- _REQUIRED WORK_:
Would you quote the material below in full and unchanged?

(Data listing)
<<<<

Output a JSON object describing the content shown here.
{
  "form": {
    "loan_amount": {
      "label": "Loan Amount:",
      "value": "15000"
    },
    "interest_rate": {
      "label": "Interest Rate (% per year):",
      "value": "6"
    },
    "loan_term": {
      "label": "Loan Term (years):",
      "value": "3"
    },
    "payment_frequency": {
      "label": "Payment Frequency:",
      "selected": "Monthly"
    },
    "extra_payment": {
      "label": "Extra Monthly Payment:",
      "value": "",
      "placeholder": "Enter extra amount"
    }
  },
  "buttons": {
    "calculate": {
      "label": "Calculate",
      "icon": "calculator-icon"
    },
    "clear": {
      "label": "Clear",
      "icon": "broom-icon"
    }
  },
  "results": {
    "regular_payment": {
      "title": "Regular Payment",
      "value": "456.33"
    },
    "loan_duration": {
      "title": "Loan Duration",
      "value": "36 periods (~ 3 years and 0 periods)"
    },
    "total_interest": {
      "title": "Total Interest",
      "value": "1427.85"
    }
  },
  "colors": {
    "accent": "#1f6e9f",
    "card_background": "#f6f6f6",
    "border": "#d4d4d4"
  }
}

>>>>

- _COMPLETE OUTPUT_:
Output a JSON object describing the content shown here.
{
  "form": {
    "loan_amount": {
      "label": "Loan Amount:",
      "value": "15000"
    },
    "interest_rate": {
      "label": "Interest Rate (% per year):",
      "value": "6"
    },
    "loan_term": {
      "label": "Loan Term (years):",
      "value": "3"
    },
    "payment_frequency": {
      "label": "Payment Frequency:",
      "selected": "Monthly"
    },
    "extra_payment": {
      "label": "Extra Monthly Payment:",
      "value": "",
      "placeholder": "Enter extra amount"
    }
  },
  "buttons": {
    "calculate": {
      "label": "Calculate",
      "icon": "calculator-icon"
    },
    "clear": {
      "label": "Clear",
      "icon": "broom-icon"
    }
  },
  "results": {
    "regular_payment": {
      "title": "Regular Payment",
      "value": "456.33"
    },
    "loan_duration": {
      "title": "Loan Duration",
      "value": "36 periods (~ 3 years and 0 periods)"
    },
    "total_interest": {
      "title": "Total Interest",
      "value": "1427.85"
    }
  },
  "colors": {
    "accent": "#1f6e9f",
    "card_background": "#f6f6f6",
    "border": "#d4d4d4"
  }
}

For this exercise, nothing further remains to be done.